§ GIVEN TASK
Copy the listing below verbatim, starting at the line that contains "UI element localization: list" and stopping after the line that contains "variable-type: String <box>308". Leave any pictures out of your copy.

§ DATA TO PROCESS
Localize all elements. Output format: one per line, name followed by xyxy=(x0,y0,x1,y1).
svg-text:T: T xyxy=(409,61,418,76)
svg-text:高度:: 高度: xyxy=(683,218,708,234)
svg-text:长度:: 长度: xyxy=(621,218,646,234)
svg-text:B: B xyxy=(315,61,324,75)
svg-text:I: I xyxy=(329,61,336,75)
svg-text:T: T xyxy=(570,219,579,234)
--
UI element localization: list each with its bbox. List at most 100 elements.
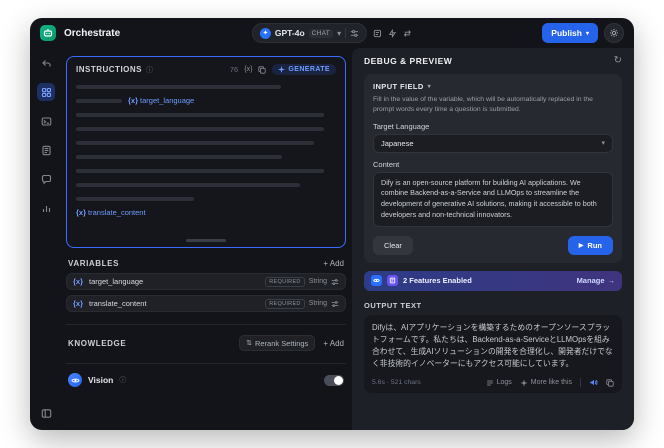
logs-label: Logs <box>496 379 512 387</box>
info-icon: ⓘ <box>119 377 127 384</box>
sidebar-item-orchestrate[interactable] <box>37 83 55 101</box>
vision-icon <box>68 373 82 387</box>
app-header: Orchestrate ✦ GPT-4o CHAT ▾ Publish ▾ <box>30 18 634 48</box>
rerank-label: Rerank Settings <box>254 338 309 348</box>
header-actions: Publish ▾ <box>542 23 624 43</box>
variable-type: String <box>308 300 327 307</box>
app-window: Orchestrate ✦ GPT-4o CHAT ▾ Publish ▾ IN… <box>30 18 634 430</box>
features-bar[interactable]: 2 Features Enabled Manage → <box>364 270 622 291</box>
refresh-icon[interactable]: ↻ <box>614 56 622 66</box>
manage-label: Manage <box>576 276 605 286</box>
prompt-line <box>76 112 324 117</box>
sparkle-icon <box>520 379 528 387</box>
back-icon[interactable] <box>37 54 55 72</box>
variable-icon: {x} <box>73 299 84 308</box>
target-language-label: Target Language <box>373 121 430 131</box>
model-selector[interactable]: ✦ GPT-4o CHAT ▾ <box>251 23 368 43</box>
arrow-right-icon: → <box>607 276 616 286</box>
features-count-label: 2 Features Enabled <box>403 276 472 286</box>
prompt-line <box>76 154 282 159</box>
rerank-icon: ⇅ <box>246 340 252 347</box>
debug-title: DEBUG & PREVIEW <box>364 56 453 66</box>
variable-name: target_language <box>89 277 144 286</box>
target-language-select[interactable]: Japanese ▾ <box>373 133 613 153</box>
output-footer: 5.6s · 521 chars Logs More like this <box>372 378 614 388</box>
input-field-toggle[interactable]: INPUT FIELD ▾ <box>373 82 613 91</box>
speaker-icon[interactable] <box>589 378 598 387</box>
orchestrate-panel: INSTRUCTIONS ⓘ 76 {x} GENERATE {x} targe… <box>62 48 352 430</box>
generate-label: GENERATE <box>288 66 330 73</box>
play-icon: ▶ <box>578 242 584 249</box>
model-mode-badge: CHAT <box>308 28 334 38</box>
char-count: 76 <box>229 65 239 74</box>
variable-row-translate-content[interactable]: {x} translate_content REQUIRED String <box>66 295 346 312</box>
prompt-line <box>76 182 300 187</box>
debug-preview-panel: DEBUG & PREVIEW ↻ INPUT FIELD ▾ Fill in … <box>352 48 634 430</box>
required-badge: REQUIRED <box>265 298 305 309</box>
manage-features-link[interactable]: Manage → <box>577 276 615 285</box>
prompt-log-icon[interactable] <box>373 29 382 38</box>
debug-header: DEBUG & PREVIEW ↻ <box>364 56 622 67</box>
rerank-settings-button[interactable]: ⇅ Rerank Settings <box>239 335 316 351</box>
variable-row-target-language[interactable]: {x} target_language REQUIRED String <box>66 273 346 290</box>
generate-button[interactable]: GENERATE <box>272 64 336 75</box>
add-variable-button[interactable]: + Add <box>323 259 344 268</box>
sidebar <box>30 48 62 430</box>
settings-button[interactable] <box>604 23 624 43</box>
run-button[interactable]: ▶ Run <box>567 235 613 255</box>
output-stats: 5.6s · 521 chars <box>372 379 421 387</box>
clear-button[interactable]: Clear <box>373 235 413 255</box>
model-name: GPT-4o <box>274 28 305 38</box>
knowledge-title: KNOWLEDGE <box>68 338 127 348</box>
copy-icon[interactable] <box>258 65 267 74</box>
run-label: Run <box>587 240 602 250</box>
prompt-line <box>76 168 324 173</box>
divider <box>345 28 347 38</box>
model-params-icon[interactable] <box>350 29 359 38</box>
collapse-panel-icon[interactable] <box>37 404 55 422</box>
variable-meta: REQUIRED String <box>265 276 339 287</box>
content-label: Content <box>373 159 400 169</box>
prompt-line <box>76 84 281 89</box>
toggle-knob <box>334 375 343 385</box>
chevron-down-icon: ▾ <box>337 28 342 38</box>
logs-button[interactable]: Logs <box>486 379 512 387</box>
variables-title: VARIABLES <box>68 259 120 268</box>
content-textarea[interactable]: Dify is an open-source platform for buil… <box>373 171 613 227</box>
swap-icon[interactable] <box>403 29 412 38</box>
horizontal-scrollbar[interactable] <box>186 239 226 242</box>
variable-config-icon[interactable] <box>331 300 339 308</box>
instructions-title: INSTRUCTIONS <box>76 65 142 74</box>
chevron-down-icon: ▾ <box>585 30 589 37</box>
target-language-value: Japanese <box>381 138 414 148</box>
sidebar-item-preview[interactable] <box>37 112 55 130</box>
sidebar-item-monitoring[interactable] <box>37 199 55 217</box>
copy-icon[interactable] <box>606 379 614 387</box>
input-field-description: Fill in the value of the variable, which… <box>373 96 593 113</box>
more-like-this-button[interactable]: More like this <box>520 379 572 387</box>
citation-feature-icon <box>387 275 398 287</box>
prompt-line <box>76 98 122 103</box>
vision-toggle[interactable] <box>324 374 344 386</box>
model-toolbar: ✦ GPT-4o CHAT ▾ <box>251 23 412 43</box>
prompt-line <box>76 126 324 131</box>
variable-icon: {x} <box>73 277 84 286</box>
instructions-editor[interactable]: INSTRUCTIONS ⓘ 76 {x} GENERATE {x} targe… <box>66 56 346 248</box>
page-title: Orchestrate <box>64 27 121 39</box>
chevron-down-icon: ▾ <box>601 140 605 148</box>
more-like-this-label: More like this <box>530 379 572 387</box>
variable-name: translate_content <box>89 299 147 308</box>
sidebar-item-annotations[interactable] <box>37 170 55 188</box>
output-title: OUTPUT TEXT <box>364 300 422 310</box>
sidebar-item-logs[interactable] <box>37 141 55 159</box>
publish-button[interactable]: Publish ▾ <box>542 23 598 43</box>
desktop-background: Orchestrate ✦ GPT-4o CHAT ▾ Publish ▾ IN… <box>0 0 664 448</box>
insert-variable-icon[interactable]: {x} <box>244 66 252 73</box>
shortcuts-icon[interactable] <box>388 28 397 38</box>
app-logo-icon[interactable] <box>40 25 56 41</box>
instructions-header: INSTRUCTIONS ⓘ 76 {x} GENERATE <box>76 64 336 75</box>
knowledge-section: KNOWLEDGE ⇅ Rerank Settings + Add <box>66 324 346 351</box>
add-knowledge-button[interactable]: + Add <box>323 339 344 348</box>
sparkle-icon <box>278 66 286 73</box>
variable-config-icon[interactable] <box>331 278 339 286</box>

§ TASK OUTPUT
UI element localization: list each with its bbox. List at most 100 elements.
logs-label: Logs <box>496 379 512 387</box>
info-icon: ⓘ <box>119 377 127 384</box>
sidebar-item-orchestrate[interactable] <box>37 83 55 101</box>
vision-icon <box>68 373 82 387</box>
app-header: Orchestrate ✦ GPT-4o CHAT ▾ Publish ▾ <box>30 18 634 48</box>
rerank-label: Rerank Settings <box>254 338 309 348</box>
header-actions: Publish ▾ <box>542 23 624 43</box>
variable-type: String <box>308 300 327 307</box>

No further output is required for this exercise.